| Data items |
****************

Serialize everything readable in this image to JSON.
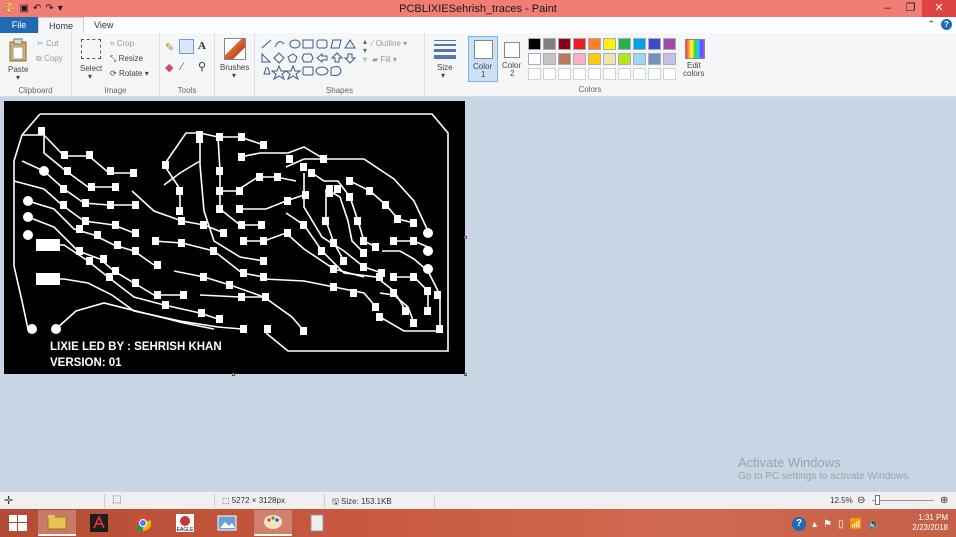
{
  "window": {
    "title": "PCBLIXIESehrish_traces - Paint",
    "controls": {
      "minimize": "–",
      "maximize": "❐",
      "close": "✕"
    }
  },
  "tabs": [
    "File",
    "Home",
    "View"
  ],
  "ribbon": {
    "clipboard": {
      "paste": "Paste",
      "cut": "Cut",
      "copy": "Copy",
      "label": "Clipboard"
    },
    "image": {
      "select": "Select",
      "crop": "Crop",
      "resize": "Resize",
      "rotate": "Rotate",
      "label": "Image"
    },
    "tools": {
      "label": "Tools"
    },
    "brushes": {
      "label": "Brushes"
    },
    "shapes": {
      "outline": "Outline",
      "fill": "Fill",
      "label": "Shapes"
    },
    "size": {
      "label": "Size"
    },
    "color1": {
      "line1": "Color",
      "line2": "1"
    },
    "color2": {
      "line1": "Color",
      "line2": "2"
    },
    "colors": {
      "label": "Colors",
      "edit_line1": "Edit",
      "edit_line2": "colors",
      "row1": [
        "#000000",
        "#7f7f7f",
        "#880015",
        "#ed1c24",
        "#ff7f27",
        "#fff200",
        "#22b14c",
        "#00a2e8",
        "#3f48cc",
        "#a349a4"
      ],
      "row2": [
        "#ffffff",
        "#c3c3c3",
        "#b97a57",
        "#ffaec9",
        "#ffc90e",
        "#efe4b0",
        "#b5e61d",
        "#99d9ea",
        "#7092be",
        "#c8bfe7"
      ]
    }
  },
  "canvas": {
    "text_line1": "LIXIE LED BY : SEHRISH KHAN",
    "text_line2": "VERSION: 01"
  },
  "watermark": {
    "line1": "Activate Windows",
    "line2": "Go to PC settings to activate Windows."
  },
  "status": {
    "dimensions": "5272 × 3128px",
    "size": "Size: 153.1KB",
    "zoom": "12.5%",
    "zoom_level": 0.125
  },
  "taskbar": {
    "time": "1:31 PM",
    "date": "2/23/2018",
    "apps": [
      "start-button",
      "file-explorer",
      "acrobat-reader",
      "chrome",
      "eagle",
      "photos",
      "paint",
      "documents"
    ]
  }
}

****************

| TASK OBJECTIVE |
In the listing above, how many lines include the word "label"? Answer with the number and nothing more.

| FULL RESPONSE |
7